Brief:
Retype the full set of records. Keep every character identical.

Record excerpts:
---------------
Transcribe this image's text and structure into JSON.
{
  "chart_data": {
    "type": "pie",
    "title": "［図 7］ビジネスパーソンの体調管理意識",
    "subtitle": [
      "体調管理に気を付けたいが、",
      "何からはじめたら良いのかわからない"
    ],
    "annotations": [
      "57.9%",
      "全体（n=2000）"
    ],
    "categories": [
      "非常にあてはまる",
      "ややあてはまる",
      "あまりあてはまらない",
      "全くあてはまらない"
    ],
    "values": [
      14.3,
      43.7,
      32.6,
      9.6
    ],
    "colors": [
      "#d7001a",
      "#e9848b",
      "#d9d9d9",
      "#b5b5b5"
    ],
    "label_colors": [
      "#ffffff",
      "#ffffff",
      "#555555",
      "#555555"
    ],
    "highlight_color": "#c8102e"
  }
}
---------------
Solution to this task:
Transcribe this image's text and structure into JSON.
{
  "chart_data": {
    "type": "pie",
    "title": "［図 7］ビジネスパーソンの体調管理意識",
    "subtitle": [
      "体調管理に気を付けたいが、",
      "何からはじめたら良いのかわからない"
    ],
    "annotations": [
      "57.9%",
      "全体（n=2000）"
    ],
    "categories": [
      "非常にあてはまる",
      "ややあてはまる",
      "あまりあてはまらない",
      "全くあてはまらない"
    ],
    "values": [
      14.3,
      43.7,
      32.6,
      9.6
    ],
    "colors": [
      "#d7001a",
      "#e9848b",
      "#d9d9d9",
      "#b5b5b5"
    ],
    "label_colors": [
      "#ffffff",
      "#ffffff",
      "#555555",
      "#555555"
    ],
    "highlight_color": "#c8102e"
  }
}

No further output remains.